▸ **The tasks**
#1 In the comment thread on gold, how much did it cost in 2006 to make 100 million dollars worth of pennies?
#2 Reproduce, word for word, the passage of the comment thread on gold that opens with the words containing "These articles seem" and closes with "Mineset and FOFOA.".
#3 Write what comes next in the comment thread on gold, picking up after its final sentence.

And to your comment, I'll add this.... YOU DON'T WANT TO SEE LIFE with gold at $5k... Gold is a hedge in politically unstable times...commodities, as a whole, are a hedge to a depreciating dollar, that's it!! It is as speculative as everything else in every other regard. If gold bugs get their day in the sun with gold north of 3k, 4k,etc., the world as we know it will have practically self-destroyed. If you believe this scenario as likely, then by all means buy all the gold you can. But, again, do you want to live in a world where gold is worth $5,000 an ounce???? I guarantee you, you don't know what you're asking for. That's WW3 type of scenario... As for hyperinflation??? We already HAD IT!!! Oil went up to $146 dollars a f'n barrel, homes exploded in price... in the span of about 3 years... Leave it alone... And for those who want to return to a gold standard... don't hold your breath on that one!!! We're more likely to see the Colombian Peso as the reserve currency of the world before we see a gold standard again!!!

Anonymous's picture

gold is money...he who owns the gold makes the
rules....to say that it is a hedge in politically
unstable times is an expression of vast unstinted
ignorance about money....

gold is vastly underpriced in terms of frn
through decades' long gold price suppression by
the treasury and fed and thus should be priced
substantially higher...

how much higher? not sure - the free market
has not been allowed to speak....

your hysterical henny penny nonsense about the
price of gold as a marker for ww3 is hillarious...
there is absolutely no warrant for the statement
other than your bald faced stupid assertion that
high gold prices equal political instability....

i agree with your pessimism regarding a gold
standard for the flames of totalitarianism burn
strongly in the likes of you and your companions of
the plutocratic oligarchy....

we either have a gold standard and freedom or
we have paper and tyranny....the battle lines
have been drawn and are being waged fiercely...

in the shot term the totalitarianists will
prevail - in the long term they will be crushed..

Anonymous's picture

@ Anonymous #69102

Are you Dave in Denver or Matt Douchamp from Clusterstock?

These articles seem to be hitting quite the nerve...

Anonymous's picture

I'm neither and in fact have never heard of either of them.

Vastly more insight can be gained from this 2 and half year old article:
http://globaleconomicanalysis.blogspot.com/2007/02/is-gold-inflation-hed...

And of course the bullish view on gold is best read at JS Mineset and FOFOA.

Hephasteus's picture

You don't get it. Fractional reserve currency systems always distort. They always get so out of whack that they are useless they always use gold to correct. In 2006 it costs 140 million dollars to make 100 million dollars worth of pennies. Can you not get the distortion and manipulation that has occured? There is no gold bus. You simply buy it and wait to get paid.

Lionhead's picture

The fourth installment of "rubbish." No further comment necessary.

Uros Slokar's picture

Well put. By far the weakest writer on ZH, and by a country f-ing mile at that. His "4" articles could have been rolled into one, medium-length crappy piece instead of making us suffer.

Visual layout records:
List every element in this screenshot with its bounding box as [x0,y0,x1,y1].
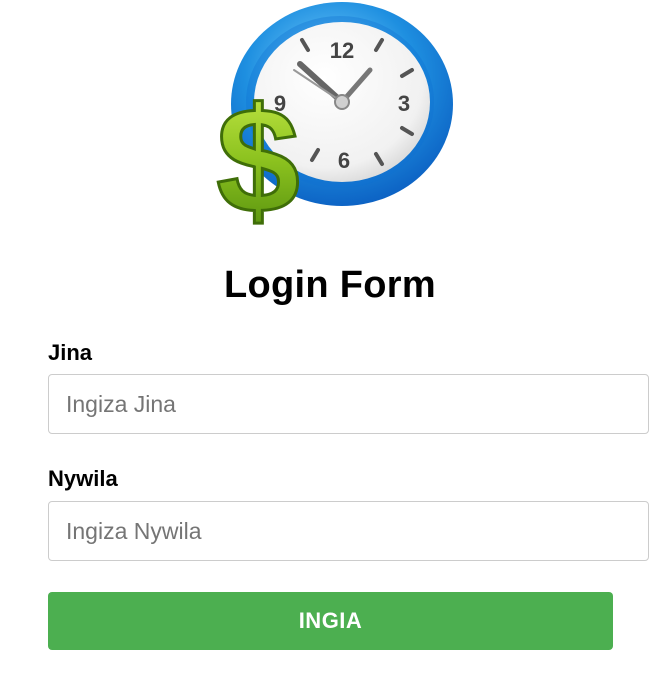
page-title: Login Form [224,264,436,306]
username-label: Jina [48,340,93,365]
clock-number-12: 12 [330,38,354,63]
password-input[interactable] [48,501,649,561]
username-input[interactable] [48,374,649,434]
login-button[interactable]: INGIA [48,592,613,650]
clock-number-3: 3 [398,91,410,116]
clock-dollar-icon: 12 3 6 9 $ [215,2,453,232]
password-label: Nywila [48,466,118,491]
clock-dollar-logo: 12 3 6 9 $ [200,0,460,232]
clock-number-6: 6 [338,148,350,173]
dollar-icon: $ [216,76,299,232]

==

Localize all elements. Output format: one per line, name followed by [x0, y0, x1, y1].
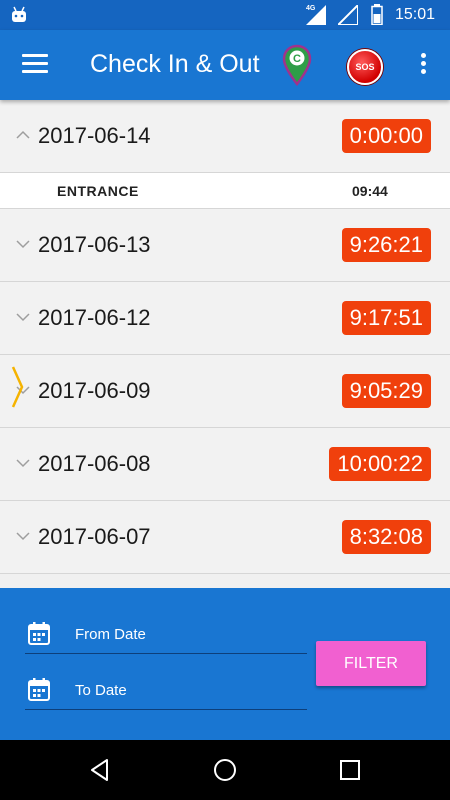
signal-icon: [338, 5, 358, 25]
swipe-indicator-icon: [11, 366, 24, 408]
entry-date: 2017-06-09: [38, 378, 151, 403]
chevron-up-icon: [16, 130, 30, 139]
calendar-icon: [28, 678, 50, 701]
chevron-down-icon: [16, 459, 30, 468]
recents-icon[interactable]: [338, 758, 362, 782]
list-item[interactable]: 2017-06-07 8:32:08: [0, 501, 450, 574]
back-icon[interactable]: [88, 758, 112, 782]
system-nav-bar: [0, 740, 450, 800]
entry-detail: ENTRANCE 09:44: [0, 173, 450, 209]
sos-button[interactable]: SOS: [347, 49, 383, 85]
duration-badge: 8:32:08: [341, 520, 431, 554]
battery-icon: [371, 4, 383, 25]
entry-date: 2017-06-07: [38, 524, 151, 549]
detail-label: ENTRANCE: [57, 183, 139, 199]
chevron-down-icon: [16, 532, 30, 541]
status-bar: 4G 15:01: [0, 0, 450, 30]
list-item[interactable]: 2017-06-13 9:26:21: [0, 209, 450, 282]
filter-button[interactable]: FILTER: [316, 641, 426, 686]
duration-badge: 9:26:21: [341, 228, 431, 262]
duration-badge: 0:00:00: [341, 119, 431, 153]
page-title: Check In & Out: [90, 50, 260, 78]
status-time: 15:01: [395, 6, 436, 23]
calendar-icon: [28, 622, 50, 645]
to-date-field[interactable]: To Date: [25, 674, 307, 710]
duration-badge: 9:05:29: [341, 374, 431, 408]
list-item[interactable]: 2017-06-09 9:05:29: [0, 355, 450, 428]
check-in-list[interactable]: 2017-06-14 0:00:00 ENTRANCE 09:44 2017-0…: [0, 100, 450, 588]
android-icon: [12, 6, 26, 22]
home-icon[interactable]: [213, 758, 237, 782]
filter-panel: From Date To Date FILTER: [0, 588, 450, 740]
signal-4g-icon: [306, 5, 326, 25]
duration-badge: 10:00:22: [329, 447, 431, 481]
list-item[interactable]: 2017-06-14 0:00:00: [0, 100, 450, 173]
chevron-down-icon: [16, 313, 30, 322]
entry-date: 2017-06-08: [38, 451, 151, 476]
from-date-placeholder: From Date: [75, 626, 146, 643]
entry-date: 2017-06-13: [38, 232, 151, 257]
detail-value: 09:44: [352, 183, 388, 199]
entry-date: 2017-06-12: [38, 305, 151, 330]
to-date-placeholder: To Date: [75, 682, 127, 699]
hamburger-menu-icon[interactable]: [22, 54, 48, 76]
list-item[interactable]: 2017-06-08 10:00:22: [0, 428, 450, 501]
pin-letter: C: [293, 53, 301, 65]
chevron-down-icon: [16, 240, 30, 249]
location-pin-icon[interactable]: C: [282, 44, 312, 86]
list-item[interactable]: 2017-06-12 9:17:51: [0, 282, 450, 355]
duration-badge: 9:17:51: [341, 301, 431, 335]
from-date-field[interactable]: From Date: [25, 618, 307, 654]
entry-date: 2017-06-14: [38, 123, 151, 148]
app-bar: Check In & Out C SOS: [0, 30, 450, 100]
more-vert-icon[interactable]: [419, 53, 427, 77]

▸ **Results**
#1 140 million dollars.

#2
These articles seem to be hitting quite the nerve...

Anonymous's picture

I'm neither and in fact have never heard of either of them.

Vastly more insight can be gained from this 2 and half year old article:
http://globaleconomicanalysis.blogspot.com/2007/02/is-gold-inflation-hed...

And of course the bullish view on gold is best read at JS Mineset and FOFOA.

#3
Mr. Mandelbrot's picture

I emphatically second your comments.  I'm sorry I wasted my time reading these four posts and I won't bother reading the fifth.  The intelligence level doesn't warrant any time or effort on my part to try to be original, witty, combative, or even a little educated or intelligent sounding on the subject.  The discussions that have followed all four posts have been in near unanimous agreement that the guy is clueless, stupid, handicapped, hired, high, Hungarian or something.  Why bother posting?  Does this guy deserve an audience anywhere?

Anonymous's picture

Gold outperformed in several deflationary episodes in the seventeenth, eighteenth, nineteenth, twentieth, and apparently twenty first centuries.

I oft hear of gold underperforming during deflation. It's a myth.

Anonymous's picture

inflation is the increase in the money supply. rising prices are a result of this. one inflates a money supply, not prices. the sooner people understand this (the author) the better.

Anonymous's picture

correct!

the relationship between money supply and prices
is not linear or direct nor is the effect instantaneous

Anonymous's picture

gold is so suppressed by the government / fed that it's message is heavily muffled.

Anonymous's picture

People just don't want to lose what they have worked for, that is why they buy gold! It is not that hard to figure out.

I mean, are you seriously suggesting the price of gold has not been gamed since ATLEAST when the US went off the gold standard?

The last 30 years of trends means very little.

What should be taken into account: The world needs a sound financial system. Using a gold standard is one simple way to accomplish this.

Therefore, we may see a return to the gold standard in a few years (hopefully), which would price gold at probably 2-5 times what it is 'worth' today.

It doesn't mean gold will keep climbing forever. It is not an investment in that sense.

But it does mean gold has taken on a very important role in our financial system, once again, and it is unlikely to relinquish its grip.

Down with paper gold, up with the return of the gold standard!

Anonymous's picture

Depends how you define inflation. has the money supply already been increased by 25 trillion + ??

Daedal's picture

Vitaliy, you are once again missing the purpose of gold. People ought to look to gold to preserve their spending power, not to generate income.

Having said that, Gold outperforms in times of economic uncertainty/distress -- not inflation, per se, see 1980-2000, where inflation was prevalent but there was economic certainty/calm for the most part -- and that certainty made people hold income generating assets, instead of 'currency'. Thus, your statement "Gold has done well in inflationary environments but not during deflation or low nominal economic growth." is False.

Mediocritas's picture

You are exactly right Daedal. Far too many people think of gold as an inflation hedge and are then puzzled when the historical correlation of inflation to gold prices is weak.

As you say, precious metals are a hedge against uncertainty, being favoured when central banks are playing fast and loose with money supply in an unpredictable manner. Consequently, if inflation is ongoing, but very stable, gold will not do anything of note. Precious metals are favoured now because the future is highly opaque and central banks are behaving like bulls in a china shop.

Viewed this way, it can be understood that high precious metal prices are equivalent to a vote of no confidence in the fractional reserve system, fiat currency, and governments, inversely explaining why central banks desire to keep precious metal prices low.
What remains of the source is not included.